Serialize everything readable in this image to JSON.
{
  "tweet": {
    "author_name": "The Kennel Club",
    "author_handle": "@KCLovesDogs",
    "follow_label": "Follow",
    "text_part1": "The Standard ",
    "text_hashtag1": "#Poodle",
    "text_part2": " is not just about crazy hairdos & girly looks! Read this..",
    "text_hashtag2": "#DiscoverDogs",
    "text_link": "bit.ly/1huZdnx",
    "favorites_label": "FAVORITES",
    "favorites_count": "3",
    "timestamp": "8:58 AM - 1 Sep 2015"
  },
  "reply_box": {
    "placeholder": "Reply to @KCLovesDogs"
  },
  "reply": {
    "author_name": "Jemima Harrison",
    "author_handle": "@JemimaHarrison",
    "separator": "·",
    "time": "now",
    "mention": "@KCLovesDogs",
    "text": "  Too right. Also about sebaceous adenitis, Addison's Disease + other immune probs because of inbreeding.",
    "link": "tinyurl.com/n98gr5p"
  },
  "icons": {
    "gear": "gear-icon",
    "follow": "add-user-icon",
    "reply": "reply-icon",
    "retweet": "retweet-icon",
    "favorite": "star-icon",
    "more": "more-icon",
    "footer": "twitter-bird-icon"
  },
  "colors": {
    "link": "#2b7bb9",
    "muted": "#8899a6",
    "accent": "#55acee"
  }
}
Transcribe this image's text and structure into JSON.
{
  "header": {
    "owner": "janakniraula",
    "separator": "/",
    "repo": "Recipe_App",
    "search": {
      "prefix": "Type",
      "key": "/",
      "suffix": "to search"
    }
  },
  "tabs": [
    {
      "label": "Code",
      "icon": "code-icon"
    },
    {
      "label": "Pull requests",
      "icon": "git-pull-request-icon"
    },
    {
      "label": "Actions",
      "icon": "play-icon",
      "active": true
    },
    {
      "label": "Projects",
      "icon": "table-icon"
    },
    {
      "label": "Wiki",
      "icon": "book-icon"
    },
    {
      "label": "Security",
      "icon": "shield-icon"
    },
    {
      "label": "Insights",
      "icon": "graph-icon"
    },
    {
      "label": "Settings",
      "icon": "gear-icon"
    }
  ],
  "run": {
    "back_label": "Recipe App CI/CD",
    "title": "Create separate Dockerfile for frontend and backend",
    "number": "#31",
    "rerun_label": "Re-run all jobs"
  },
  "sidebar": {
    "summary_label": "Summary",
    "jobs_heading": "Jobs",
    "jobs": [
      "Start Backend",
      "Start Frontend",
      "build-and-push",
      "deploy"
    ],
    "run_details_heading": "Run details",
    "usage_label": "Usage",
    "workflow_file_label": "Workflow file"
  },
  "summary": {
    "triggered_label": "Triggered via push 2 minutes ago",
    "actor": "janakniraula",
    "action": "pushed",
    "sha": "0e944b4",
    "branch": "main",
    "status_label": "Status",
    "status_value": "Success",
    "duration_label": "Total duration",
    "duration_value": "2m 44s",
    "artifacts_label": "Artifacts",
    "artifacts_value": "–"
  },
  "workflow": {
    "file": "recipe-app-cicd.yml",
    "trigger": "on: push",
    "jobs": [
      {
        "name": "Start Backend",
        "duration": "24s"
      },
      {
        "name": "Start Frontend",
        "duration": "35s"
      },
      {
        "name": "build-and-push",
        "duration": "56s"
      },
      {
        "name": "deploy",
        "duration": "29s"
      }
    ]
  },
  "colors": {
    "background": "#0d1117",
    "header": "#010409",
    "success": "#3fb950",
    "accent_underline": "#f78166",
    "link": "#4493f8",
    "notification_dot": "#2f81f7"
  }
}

- [THE TASK]:
Copy out the whole listing exactly as written.

- [ANSWER FOR THE TASK]:
Serialize everything readable in this image to JSON.
{
  "tweet": {
    "author_name": "The Kennel Club",
    "author_handle": "@KCLovesDogs",
    "follow_label": "Follow",
    "text_part1": "The Standard ",
    "text_hashtag1": "#Poodle",
    "text_part2": " is not just about crazy hairdos & girly looks! Read this..",
    "text_hashtag2": "#DiscoverDogs",
    "text_link": "bit.ly/1huZdnx",
    "favorites_label": "FAVORITES",
    "favorites_count": "3",
    "timestamp": "8:58 AM - 1 Sep 2015"
  },
  "reply_box": {
    "placeholder": "Reply to @KCLovesDogs"
  },
  "reply": {
    "author_name": "Jemima Harrison",
    "author_handle": "@JemimaHarrison",
    "separator": "·",
    "time": "now",
    "mention": "@KCLovesDogs",
    "text": "  Too right. Also about sebaceous adenitis, Addison's Disease + other immune probs because of inbreeding.",
    "link": "tinyurl.com/n98gr5p"
  },
  "icons": {
    "gear": "gear-icon",
    "follow": "add-user-icon",
    "reply": "reply-icon",
    "retweet": "retweet-icon",
    "favorite": "star-icon",
    "more": "more-icon",
    "footer": "twitter-bird-icon"
  },
  "colors": {
    "link": "#2b7bb9",
    "muted": "#8899a6",
    "accent": "#55acee"
  }
}
Transcribe this image's text and structure into JSON.
{
  "header": {
    "owner": "janakniraula",
    "separator": "/",
    "repo": "Recipe_App",
    "search": {
      "prefix": "Type",
      "key": "/",
      "suffix": "to search"
    }
  },
  "tabs": [
    {
      "label": "Code",
      "icon": "code-icon"
    },
    {
      "label": "Pull requests",
      "icon": "git-pull-request-icon"
    },
    {
      "label": "Actions",
      "icon": "play-icon",
      "active": true
    },
    {
      "label": "Projects",
      "icon": "table-icon"
    },
    {
      "label": "Wiki",
      "icon": "book-icon"
    },
    {
      "label": "Security",
      "icon": "shield-icon"
    },
    {
      "label": "Insights",
      "icon": "graph-icon"
    },
    {
      "label": "Settings",
      "icon": "gear-icon"
    }
  ],
  "run": {
    "back_label": "Recipe App CI/CD",
    "title": "Create separate Dockerfile for frontend and backend",
    "number": "#31",
    "rerun_label": "Re-run all jobs"
  },
  "sidebar": {
    "summary_label": "Summary",
    "jobs_heading": "Jobs",
    "jobs": [
      "Start Backend",
      "Start Frontend",
      "build-and-push",
      "deploy"
    ],
    "run_details_heading": "Run details",
    "usage_label": "Usage",
    "workflow_file_label": "Workflow file"
  },
  "summary": {
    "triggered_label": "Triggered via push 2 minutes ago",
    "actor": "janakniraula",
    "action": "pushed",
    "sha": "0e944b4",
    "branch": "main",
    "status_label": "Status",
    "status_value": "Success",
    "duration_label": "Total duration",
    "duration_value": "2m 44s",
    "artifacts_label": "Artifacts",
    "artifacts_value": "–"
  },
  "workflow": {
    "file": "recipe-app-cicd.yml",
    "trigger": "on: push",
    "jobs": [
      {
        "name": "Start Backend",
        "duration": "24s"
      },
      {
        "name": "Start Frontend",
        "duration": "35s"
      },
      {
        "name": "build-and-push",
        "duration": "56s"
      },
      {
        "name": "deploy",
        "duration": "29s"
      }
    ]
  },
  "colors": {
    "background": "#0d1117",
    "header": "#010409",
    "success": "#3fb950",
    "accent_underline": "#f78166",
    "link": "#4493f8",
    "notification_dot": "#2f81f7"
  }
}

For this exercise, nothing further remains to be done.